— To do —
Please print each entry below exactly as it reads.

[Excerpts from a transcription dataset]
=-=-=-=-=
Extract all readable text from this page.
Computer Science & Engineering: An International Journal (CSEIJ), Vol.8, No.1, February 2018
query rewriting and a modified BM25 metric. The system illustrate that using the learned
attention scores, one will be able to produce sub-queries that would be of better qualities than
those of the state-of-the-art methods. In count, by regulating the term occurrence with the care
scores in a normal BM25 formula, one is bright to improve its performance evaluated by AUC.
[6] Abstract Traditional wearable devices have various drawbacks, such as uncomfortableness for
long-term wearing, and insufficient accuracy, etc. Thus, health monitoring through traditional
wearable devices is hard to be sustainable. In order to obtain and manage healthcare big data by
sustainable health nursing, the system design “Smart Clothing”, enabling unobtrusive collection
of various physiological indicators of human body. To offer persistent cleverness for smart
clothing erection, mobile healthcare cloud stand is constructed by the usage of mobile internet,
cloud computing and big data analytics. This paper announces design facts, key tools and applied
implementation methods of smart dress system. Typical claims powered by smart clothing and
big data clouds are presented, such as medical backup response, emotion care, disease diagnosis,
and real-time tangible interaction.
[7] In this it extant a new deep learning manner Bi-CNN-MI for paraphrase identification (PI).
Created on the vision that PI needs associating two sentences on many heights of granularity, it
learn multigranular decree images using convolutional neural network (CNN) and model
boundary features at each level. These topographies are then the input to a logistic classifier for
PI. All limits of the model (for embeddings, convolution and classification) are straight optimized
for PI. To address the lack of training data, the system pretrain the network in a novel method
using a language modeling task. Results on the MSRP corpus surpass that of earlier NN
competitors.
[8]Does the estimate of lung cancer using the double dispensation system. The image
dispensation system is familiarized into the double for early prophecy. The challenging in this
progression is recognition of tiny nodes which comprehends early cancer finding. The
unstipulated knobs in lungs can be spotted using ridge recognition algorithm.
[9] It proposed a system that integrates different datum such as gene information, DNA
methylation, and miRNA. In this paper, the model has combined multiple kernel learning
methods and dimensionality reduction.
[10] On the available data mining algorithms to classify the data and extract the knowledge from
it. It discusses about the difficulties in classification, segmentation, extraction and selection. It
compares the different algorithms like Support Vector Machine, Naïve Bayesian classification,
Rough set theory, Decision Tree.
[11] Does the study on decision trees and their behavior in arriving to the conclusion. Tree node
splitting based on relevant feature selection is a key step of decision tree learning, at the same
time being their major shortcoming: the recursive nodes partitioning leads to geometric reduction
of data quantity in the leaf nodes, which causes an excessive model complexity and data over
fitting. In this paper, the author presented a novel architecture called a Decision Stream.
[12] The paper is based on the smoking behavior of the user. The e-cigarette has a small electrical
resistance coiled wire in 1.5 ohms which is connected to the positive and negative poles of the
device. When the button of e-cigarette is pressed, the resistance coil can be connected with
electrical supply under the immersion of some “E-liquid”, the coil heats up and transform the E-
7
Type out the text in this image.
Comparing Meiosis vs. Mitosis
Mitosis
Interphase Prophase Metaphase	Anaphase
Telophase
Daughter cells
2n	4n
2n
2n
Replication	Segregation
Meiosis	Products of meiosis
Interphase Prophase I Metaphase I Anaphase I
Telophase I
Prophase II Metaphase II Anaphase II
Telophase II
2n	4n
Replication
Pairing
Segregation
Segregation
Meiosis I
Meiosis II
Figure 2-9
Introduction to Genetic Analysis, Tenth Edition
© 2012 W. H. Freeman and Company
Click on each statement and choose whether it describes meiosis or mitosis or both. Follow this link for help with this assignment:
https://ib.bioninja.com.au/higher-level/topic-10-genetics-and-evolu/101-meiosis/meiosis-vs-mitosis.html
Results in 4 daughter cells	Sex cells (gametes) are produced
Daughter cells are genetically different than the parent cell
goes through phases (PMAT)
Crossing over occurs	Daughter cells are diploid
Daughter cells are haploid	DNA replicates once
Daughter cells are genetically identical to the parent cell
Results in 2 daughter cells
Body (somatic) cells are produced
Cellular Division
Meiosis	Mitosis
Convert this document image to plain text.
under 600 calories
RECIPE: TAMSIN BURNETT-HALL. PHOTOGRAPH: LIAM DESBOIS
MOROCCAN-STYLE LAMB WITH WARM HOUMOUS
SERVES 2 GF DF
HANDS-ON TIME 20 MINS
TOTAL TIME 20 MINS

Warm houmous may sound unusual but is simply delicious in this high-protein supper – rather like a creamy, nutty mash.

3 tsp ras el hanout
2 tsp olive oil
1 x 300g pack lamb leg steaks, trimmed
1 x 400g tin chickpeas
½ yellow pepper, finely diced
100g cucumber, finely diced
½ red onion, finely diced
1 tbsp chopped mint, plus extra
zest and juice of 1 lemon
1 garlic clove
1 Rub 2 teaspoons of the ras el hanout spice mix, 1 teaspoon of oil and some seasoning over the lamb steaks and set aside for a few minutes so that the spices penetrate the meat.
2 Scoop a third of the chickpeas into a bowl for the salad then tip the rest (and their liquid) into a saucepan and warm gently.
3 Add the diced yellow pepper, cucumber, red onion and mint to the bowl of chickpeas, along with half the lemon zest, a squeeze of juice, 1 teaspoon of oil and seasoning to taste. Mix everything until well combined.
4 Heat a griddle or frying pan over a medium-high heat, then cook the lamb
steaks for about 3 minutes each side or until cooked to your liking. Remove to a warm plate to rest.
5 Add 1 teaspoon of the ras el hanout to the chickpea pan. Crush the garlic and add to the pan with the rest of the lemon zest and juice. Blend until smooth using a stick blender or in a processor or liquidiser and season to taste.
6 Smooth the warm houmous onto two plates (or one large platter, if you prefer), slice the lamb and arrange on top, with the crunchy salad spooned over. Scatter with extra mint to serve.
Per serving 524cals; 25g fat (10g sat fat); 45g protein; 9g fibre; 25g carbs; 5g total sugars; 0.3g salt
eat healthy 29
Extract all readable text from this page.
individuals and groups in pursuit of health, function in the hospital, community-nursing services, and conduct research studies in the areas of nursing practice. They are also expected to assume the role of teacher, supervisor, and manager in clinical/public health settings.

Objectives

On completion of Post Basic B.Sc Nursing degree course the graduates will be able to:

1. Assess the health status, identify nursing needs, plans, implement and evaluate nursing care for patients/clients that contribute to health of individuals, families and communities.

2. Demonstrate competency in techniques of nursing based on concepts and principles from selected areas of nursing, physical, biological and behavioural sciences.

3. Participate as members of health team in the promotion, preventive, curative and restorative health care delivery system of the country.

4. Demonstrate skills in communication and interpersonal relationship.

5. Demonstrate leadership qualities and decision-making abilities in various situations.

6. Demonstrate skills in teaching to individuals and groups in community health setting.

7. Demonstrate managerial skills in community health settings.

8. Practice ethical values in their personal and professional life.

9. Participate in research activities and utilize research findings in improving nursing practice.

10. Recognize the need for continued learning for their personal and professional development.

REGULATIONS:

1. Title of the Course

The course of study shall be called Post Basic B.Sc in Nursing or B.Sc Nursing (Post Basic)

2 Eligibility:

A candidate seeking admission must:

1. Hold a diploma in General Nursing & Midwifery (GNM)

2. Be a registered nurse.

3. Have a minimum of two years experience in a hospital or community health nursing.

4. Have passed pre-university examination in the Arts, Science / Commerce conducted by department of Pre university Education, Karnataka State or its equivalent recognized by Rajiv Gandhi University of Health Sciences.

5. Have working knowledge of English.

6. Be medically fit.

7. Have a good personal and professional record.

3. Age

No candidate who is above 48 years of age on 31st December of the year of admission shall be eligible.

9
=-=-=-=-=
— Exercise solution —
Extract all readable text from this page.
Computer Science & Engineering: An International Journal (CSEIJ), Vol.8, No.1, February 2018
query rewriting and a modified BM25 metric. The system illustrate that using the learned
attention scores, one will be able to produce sub-queries that would be of better qualities than
those of the state-of-the-art methods. In count, by regulating the term occurrence with the care
scores in a normal BM25 formula, one is bright to improve its performance evaluated by AUC.
[6] Abstract Traditional wearable devices have various drawbacks, such as uncomfortableness for
long-term wearing, and insufficient accuracy, etc. Thus, health monitoring through traditional
wearable devices is hard to be sustainable. In order to obtain and manage healthcare big data by
sustainable health nursing, the system design “Smart Clothing”, enabling unobtrusive collection
of various physiological indicators of human body. To offer persistent cleverness for smart
clothing erection, mobile healthcare cloud stand is constructed by the usage of mobile internet,
cloud computing and big data analytics. This paper announces design facts, key tools and applied
implementation methods of smart dress system. Typical claims powered by smart clothing and
big data clouds are presented, such as medical backup response, emotion care, disease diagnosis,
and real-time tangible interaction.
[7] In this it extant a new deep learning manner Bi-CNN-MI for paraphrase identification (PI).
Created on the vision that PI needs associating two sentences on many heights of granularity, it
learn multigranular decree images using convolutional neural network (CNN) and model
boundary features at each level. These topographies are then the input to a logistic classifier for
PI. All limits of the model (for embeddings, convolution and classification) are straight optimized
for PI. To address the lack of training data, the system pretrain the network in a novel method
using a language modeling task. Results on the MSRP corpus surpass that of earlier NN
competitors.
[8]Does the estimate of lung cancer using the double dispensation system. The image
dispensation system is familiarized into the double for early prophecy. The challenging in this
progression is recognition of tiny nodes which comprehends early cancer finding. The
unstipulated knobs in lungs can be spotted using ridge recognition algorithm.
[9] It proposed a system that integrates different datum such as gene information, DNA
methylation, and miRNA. In this paper, the model has combined multiple kernel learning
methods and dimensionality reduction.
[10] On the available data mining algorithms to classify the data and extract the knowledge from
it. It discusses about the difficulties in classification, segmentation, extraction and selection. It
compares the different algorithms like Support Vector Machine, Naïve Bayesian classification,
Rough set theory, Decision Tree.
[11] Does the study on decision trees and their behavior in arriving to the conclusion. Tree node
splitting based on relevant feature selection is a key step of decision tree learning, at the same
time being their major shortcoming: the recursive nodes partitioning leads to geometric reduction
of data quantity in the leaf nodes, which causes an excessive model complexity and data over
fitting. In this paper, the author presented a novel architecture called a Decision Stream.
[12] The paper is based on the smoking behavior of the user. The e-cigarette has a small electrical
resistance coiled wire in 1.5 ohms which is connected to the positive and negative poles of the
device. When the button of e-cigarette is pressed, the resistance coil can be connected with
electrical supply under the immersion of some “E-liquid”, the coil heats up and transform the E-
7
Type out the text in this image.
Comparing Meiosis vs. Mitosis
Mitosis
Interphase Prophase Metaphase	Anaphase
Telophase
Daughter cells
2n	4n
2n
2n
Replication	Segregation
Meiosis	Products of meiosis
Interphase Prophase I Metaphase I Anaphase I
Telophase I
Prophase II Metaphase II Anaphase II
Telophase II
2n	4n
Replication
Pairing
Segregation
Segregation
Meiosis I
Meiosis II
Figure 2-9
Introduction to Genetic Analysis, Tenth Edition
© 2012 W. H. Freeman and Company
Click on each statement and choose whether it describes meiosis or mitosis or both. Follow this link for help with this assignment:
https://ib.bioninja.com.au/higher-level/topic-10-genetics-and-evolu/101-meiosis/meiosis-vs-mitosis.html
Results in 4 daughter cells	Sex cells (gametes) are produced
Daughter cells are genetically different than the parent cell
goes through phases (PMAT)
Crossing over occurs	Daughter cells are diploid
Daughter cells are haploid	DNA replicates once
Daughter cells are genetically identical to the parent cell
Results in 2 daughter cells
Body (somatic) cells are produced
Cellular Division
Meiosis	Mitosis
Convert this document image to plain text.
under 600 calories
RECIPE: TAMSIN BURNETT-HALL. PHOTOGRAPH: LIAM DESBOIS
MOROCCAN-STYLE LAMB WITH WARM HOUMOUS
SERVES 2 GF DF
HANDS-ON TIME 20 MINS
TOTAL TIME 20 MINS

Warm houmous may sound unusual but is simply delicious in this high-protein supper – rather like a creamy, nutty mash.

3 tsp ras el hanout
2 tsp olive oil
1 x 300g pack lamb leg steaks, trimmed
1 x 400g tin chickpeas
½ yellow pepper, finely diced
100g cucumber, finely diced
½ red onion, finely diced
1 tbsp chopped mint, plus extra
zest and juice of 1 lemon
1 garlic clove
1 Rub 2 teaspoons of the ras el hanout spice mix, 1 teaspoon of oil and some seasoning over the lamb steaks and set aside for a few minutes so that the spices penetrate the meat.
2 Scoop a third of the chickpeas into a bowl for the salad then tip the rest (and their liquid) into a saucepan and warm gently.
3 Add the diced yellow pepper, cucumber, red onion and mint to the bowl of chickpeas, along with half the lemon zest, a squeeze of juice, 1 teaspoon of oil and seasoning to taste. Mix everything until well combined.
4 Heat a griddle or frying pan over a medium-high heat, then cook the lamb
steaks for about 3 minutes each side or until cooked to your liking. Remove to a warm plate to rest.
5 Add 1 teaspoon of the ras el hanout to the chickpea pan. Crush the garlic and add to the pan with the rest of the lemon zest and juice. Blend until smooth using a stick blender or in a processor or liquidiser and season to taste.
6 Smooth the warm houmous onto two plates (or one large platter, if you prefer), slice the lamb and arrange on top, with the crunchy salad spooned over. Scatter with extra mint to serve.
Per serving 524cals; 25g fat (10g sat fat); 45g protein; 9g fibre; 25g carbs; 5g total sugars; 0.3g salt
eat healthy 29
Extract all readable text from this page.
individuals and groups in pursuit of health, function in the hospital, community-nursing services, and conduct research studies in the areas of nursing practice. They are also expected to assume the role of teacher, supervisor, and manager in clinical/public health settings.

Objectives

On completion of Post Basic B.Sc Nursing degree course the graduates will be able to:

1. Assess the health status, identify nursing needs, plans, implement and evaluate nursing care for patients/clients that contribute to health of individuals, families and communities.

2. Demonstrate competency in techniques of nursing based on concepts and principles from selected areas of nursing, physical, biological and behavioural sciences.

3. Participate as members of health team in the promotion, preventive, curative and restorative health care delivery system of the country.

4. Demonstrate skills in communication and interpersonal relationship.

5. Demonstrate leadership qualities and decision-making abilities in various situations.

6. Demonstrate skills in teaching to individuals and groups in community health setting.

7. Demonstrate managerial skills in community health settings.

8. Practice ethical values in their personal and professional life.

9. Participate in research activities and utilize research findings in improving nursing practice.

10. Recognize the need for continued learning for their personal and professional development.

REGULATIONS:

1. Title of the Course

The course of study shall be called Post Basic B.Sc in Nursing or B.Sc Nursing (Post Basic)

2 Eligibility:

A candidate seeking admission must:

1. Hold a diploma in General Nursing & Midwifery (GNM)

2. Be a registered nurse.

3. Have a minimum of two years experience in a hospital or community health nursing.

4. Have passed pre-university examination in the Arts, Science / Commerce conducted by department of Pre university Education, Karnataka State or its equivalent recognized by Rajiv Gandhi University of Health Sciences.

5. Have working knowledge of English.

6. Be medically fit.

7. Have a good personal and professional record.

3. Age

No candidate who is above 48 years of age on 31st December of the year of admission shall be eligible.

9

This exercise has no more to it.